§ **Material for the task**:
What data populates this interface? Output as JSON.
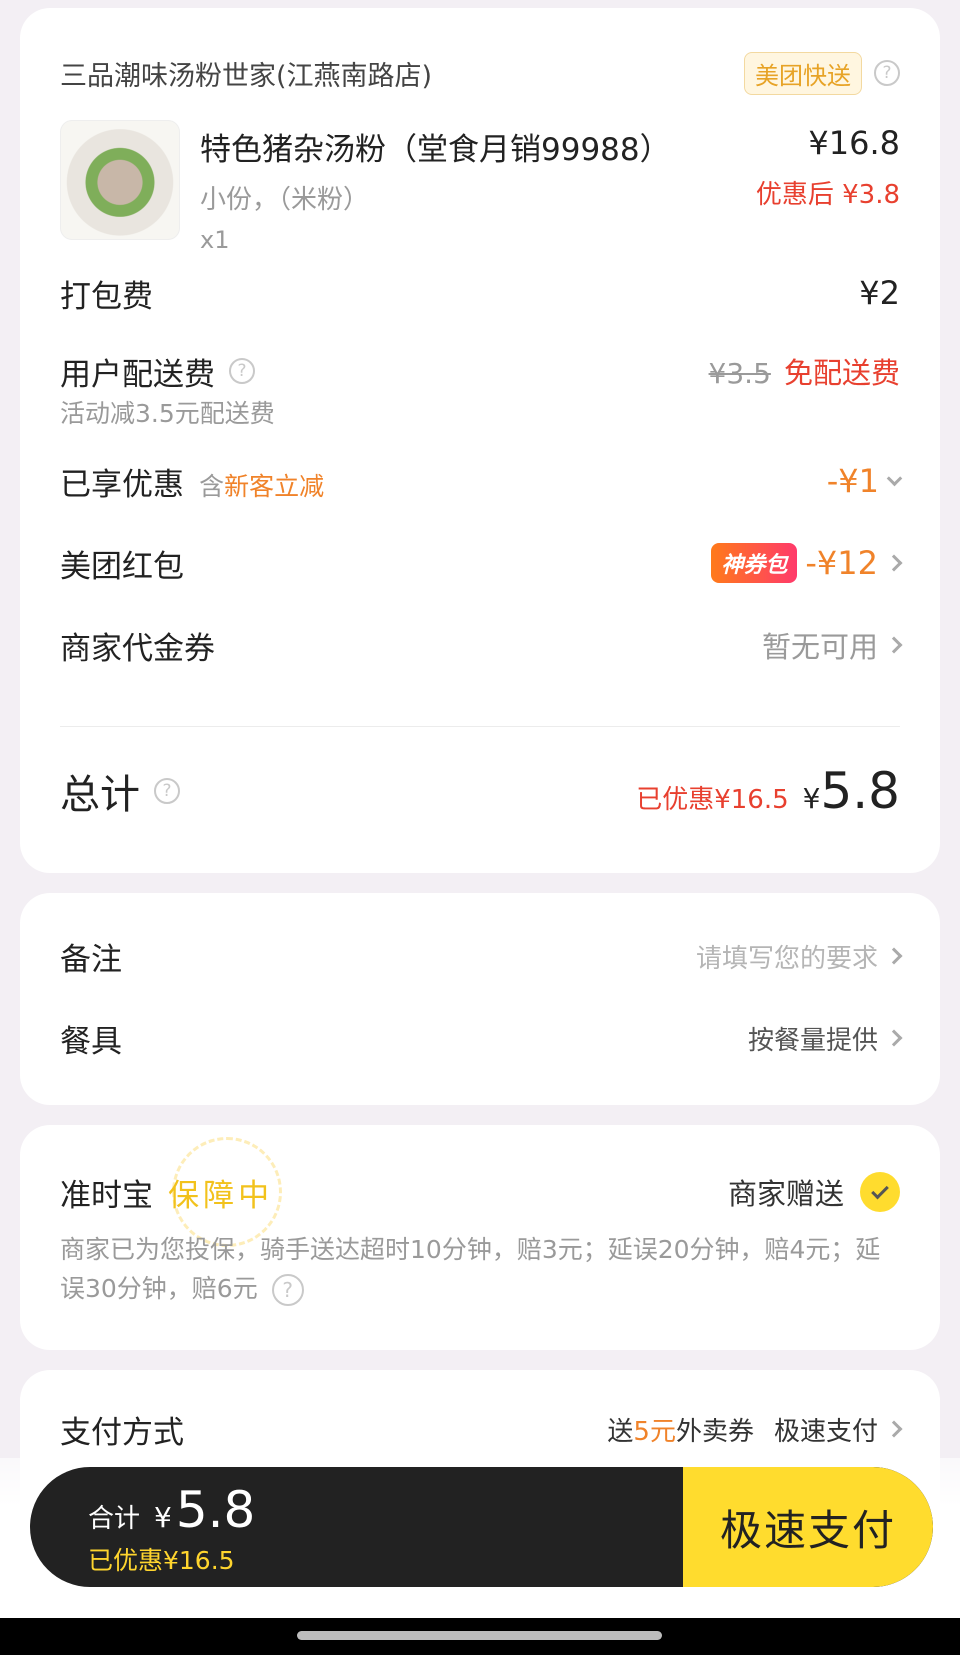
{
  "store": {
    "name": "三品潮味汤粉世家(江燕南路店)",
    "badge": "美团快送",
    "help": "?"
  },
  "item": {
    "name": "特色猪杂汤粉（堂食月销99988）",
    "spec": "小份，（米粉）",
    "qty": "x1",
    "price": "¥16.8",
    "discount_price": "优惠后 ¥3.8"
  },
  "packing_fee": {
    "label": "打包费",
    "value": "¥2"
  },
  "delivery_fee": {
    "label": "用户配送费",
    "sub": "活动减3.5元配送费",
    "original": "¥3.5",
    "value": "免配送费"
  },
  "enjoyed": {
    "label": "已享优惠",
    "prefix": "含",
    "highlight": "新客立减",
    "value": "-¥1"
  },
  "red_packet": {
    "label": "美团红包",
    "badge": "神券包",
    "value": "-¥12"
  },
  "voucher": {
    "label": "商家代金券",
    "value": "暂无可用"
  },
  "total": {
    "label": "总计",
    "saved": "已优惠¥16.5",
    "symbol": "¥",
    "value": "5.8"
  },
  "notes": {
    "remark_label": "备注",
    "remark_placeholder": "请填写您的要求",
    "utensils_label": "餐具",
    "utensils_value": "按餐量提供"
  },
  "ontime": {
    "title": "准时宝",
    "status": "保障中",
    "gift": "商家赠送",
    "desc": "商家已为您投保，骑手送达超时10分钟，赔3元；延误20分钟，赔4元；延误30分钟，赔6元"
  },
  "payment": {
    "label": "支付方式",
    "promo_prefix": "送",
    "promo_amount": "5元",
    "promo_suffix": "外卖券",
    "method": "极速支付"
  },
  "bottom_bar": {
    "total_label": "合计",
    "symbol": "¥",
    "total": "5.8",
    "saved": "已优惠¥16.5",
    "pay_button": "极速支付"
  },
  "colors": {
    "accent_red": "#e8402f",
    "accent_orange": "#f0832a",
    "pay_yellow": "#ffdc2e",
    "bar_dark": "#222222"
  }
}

--

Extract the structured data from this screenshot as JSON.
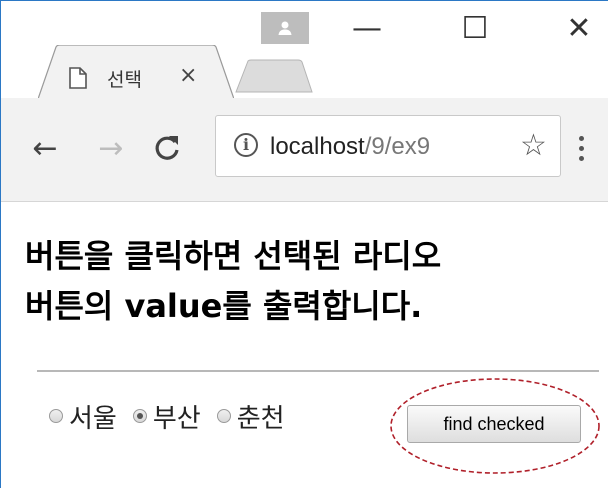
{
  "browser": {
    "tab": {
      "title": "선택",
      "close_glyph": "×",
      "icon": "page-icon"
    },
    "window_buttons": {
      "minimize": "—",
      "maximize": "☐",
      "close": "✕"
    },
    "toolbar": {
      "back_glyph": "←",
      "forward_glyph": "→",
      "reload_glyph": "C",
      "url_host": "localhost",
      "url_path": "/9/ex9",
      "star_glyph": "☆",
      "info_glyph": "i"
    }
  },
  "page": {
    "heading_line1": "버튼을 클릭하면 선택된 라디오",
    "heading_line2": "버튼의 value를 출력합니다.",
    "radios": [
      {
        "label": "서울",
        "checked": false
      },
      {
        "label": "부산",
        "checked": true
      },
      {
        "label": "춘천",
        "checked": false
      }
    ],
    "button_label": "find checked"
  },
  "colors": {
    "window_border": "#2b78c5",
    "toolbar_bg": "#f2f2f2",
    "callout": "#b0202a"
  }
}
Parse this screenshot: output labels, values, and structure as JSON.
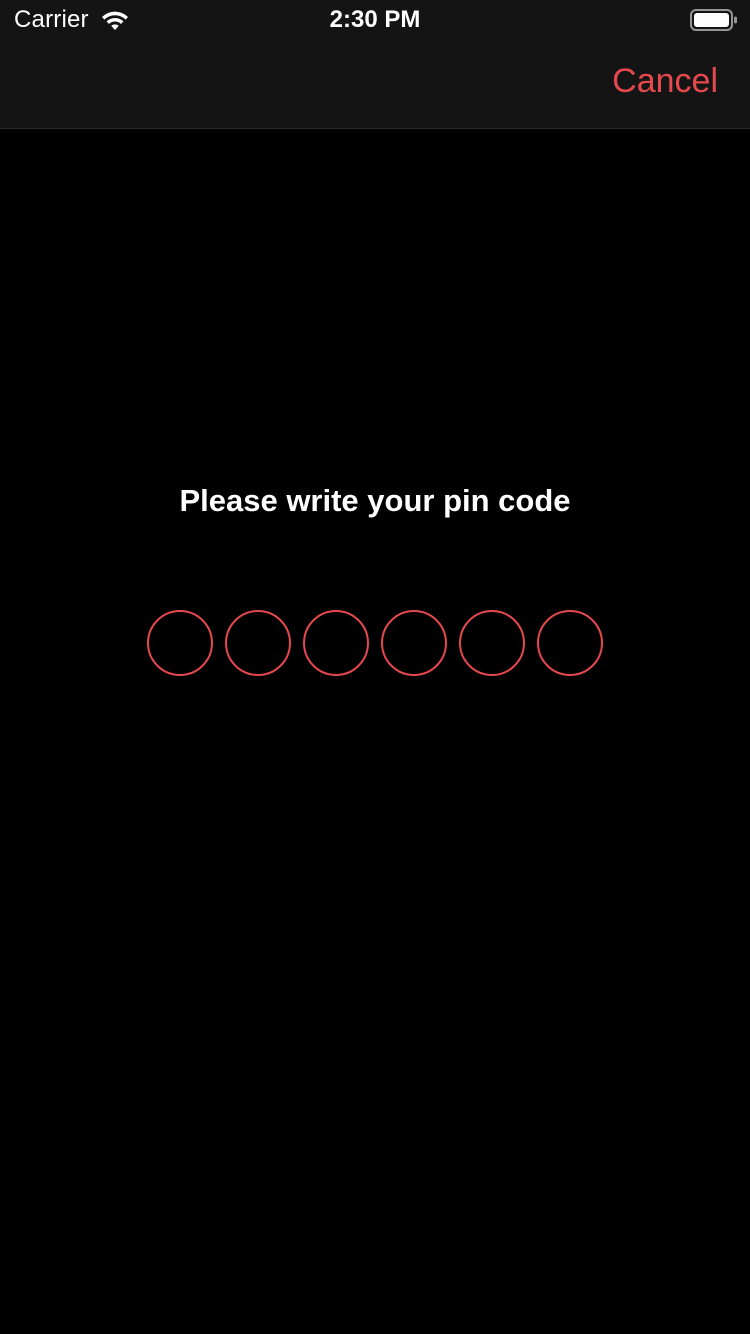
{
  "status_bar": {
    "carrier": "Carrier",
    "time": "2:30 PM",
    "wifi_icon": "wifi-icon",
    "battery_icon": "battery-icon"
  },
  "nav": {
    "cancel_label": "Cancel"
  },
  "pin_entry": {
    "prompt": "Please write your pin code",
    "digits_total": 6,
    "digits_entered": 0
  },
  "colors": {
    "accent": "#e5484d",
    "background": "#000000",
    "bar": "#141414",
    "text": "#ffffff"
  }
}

§ **Challenge**: Write down every line of the data above that includes the string "checked".

§ **Solution below**:
        "checked": false
        "checked": true
        "checked": false
    "button_label": "find checked"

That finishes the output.